▸ **Übungsaufgabe 1**: Stimmen diese Aussagen mit dem Text über »Die Vorkosterinnen« überein? (a) Worschech hat dem Film zwei Sterne gegeben. (b) Der Regisseur hat den Film in seiner eigenen Sprache gedreht. (c) Renato Berta war für die Kamera verantwortlich.

▸ **Vorliegender Text**:
Der Wolf und die sieben Gaumen

Ich musste lange suchen, bis ich in seiner Kritik an eine Stelle geriet, an der ich widersprechen wollte. Tatsächlich war mir meine Zustimmung ein wenig mulmig. Im letzten Satz wurde ich endlich fündig.

Die Rede ist von der Rezension, die Rudolf Worschech im aktuellen Heft über »Die Vorkosterinnen« veröffentlichte. Zwei Sterne nur hat er Silvio Soldinis Film gegeben, das ist erst einmal keine Empfehlung. Ich hätte ihn gern gegen dieses Urteil verteidigt. Es nimmt mich für ihn ein, dass dieser in aller Regel zuverlässige Regisseur sein vertrautes Terrain verlässt und einen Historienfilm dreht, bewundernswerterweise auch noch in einer fremden Sprache. Aber das fällt nicht ganz leicht, nachdem ich ihn nun gesehen habe. Solides Schauspielerkino, von Renato Bertas Kamera dezent stimmungsvoll umfangen... das hilft hier nicht viel weiter. Rudolf hat schon Recht, dass »Die Vorkosterinnen« sich rasch den Stereotypen und der Kolportage überantwortet; überdies ohne Not.

▸ **Übungsaufgabe 2**: Schreibe nur die Datensätze ab ihrer ersten Zeile bis einschließlich der Zeile mit „column-title: Right Eye“ neu und setze dabei „bounding rectangle“ statt „bounding box“ ein. Alles andere bleibt gleich.

▸ **Gegebene Daten**:
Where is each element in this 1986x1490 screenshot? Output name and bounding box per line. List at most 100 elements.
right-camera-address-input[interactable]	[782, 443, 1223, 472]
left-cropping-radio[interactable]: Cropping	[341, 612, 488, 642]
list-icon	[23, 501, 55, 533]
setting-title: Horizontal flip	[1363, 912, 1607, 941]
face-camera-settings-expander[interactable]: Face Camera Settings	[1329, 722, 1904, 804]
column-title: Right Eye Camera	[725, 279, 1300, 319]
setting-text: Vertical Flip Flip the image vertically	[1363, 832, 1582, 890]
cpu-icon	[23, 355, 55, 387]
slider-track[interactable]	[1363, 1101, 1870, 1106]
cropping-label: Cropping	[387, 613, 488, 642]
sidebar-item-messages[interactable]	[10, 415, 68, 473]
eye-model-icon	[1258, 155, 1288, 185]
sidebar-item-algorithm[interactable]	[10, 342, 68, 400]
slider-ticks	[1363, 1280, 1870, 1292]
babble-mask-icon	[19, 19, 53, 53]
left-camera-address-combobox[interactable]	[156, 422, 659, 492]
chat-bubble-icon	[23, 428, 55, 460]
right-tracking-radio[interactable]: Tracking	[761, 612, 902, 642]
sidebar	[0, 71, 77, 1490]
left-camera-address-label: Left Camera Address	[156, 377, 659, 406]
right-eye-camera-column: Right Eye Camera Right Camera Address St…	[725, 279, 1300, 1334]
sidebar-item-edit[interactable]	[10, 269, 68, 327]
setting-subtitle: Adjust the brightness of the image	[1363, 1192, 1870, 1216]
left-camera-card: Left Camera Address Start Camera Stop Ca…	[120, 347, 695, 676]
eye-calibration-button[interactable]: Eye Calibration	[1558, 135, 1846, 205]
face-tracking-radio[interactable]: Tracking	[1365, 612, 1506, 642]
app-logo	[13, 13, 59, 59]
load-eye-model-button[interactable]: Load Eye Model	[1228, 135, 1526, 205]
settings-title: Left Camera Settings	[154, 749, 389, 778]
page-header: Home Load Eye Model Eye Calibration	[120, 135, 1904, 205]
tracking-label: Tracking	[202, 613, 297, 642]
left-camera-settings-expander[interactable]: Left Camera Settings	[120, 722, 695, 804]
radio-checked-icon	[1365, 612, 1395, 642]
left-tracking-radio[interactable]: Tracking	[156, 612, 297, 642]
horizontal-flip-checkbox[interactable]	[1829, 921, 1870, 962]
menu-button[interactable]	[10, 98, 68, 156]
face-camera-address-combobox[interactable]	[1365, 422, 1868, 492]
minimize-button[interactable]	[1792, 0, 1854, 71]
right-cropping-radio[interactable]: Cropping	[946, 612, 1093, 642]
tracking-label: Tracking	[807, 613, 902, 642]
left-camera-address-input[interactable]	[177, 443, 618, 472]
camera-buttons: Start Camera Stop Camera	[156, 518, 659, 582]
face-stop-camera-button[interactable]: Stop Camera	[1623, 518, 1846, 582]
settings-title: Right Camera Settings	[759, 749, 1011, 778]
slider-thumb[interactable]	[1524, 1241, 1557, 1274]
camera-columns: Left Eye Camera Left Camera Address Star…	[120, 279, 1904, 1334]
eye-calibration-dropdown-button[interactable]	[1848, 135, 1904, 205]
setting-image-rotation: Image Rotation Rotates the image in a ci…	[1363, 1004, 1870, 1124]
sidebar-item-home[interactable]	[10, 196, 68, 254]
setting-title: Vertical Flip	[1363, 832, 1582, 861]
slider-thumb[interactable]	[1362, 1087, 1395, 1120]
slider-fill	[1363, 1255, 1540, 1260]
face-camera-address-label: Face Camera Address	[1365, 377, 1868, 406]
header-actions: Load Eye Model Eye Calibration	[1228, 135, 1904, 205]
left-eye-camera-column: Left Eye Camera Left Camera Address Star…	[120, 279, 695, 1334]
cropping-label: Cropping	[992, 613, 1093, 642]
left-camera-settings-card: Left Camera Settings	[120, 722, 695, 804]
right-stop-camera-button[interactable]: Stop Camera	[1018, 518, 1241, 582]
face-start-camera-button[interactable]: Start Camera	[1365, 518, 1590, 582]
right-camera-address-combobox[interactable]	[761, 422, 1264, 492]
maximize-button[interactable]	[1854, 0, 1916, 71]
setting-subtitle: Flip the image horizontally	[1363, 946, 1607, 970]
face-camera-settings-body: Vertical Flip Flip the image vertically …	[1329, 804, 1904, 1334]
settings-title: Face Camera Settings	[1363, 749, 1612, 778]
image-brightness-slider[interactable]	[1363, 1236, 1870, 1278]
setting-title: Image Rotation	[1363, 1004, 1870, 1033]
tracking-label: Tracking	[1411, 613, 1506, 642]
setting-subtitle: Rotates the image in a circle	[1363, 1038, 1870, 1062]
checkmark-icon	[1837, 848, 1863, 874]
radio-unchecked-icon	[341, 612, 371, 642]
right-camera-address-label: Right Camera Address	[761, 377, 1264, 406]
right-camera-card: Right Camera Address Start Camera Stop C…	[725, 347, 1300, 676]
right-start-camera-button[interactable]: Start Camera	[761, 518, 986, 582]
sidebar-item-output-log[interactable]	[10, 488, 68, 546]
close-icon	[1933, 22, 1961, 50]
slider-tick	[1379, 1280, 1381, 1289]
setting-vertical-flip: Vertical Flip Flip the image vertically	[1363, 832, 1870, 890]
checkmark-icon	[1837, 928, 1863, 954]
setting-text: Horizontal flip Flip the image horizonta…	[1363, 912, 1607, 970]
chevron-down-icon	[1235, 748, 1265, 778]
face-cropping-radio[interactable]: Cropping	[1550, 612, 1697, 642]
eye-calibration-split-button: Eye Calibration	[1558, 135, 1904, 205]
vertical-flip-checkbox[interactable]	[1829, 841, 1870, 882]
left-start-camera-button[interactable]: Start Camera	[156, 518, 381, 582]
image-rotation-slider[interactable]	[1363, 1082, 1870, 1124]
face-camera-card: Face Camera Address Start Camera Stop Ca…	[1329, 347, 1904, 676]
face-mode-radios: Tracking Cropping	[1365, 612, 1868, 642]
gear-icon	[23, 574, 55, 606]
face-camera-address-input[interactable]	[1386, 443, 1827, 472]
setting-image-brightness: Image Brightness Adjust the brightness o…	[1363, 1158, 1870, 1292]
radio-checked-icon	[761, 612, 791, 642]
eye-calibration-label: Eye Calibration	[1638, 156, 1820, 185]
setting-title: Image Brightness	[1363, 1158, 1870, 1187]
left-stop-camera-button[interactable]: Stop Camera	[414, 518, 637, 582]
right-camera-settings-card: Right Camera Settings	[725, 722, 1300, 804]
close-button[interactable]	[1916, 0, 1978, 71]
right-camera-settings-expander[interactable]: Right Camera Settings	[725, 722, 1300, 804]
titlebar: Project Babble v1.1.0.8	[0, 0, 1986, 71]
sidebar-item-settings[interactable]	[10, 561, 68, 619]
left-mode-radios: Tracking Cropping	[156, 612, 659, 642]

▸ **Lösung 1**:
(a) Ja: „Zwei Sterne nur hat er Silvio Soldinis Film gegeben“
(b) Nein: „bewundernswerterweise auch noch in einer fremden Sprache“
(c) Ja: „von Renato Bertas Kamera dezent stimmungsvoll umfangen“

▸ **Lösung 2**:
Where is each element in this 1986x1490 screenshot? Output name and bounding rectangle per line. List at most 100 elements.
right-camera-address-input[interactable]	[782, 443, 1223, 472]
left-cropping-radio[interactable]: Cropping	[341, 612, 488, 642]
list-icon	[23, 501, 55, 533]
setting-title: Horizontal flip	[1363, 912, 1607, 941]
face-camera-settings-expander[interactable]: Face Camera Settings	[1329, 722, 1904, 804]
column-title: Right Eye Camera	[725, 279, 1300, 319]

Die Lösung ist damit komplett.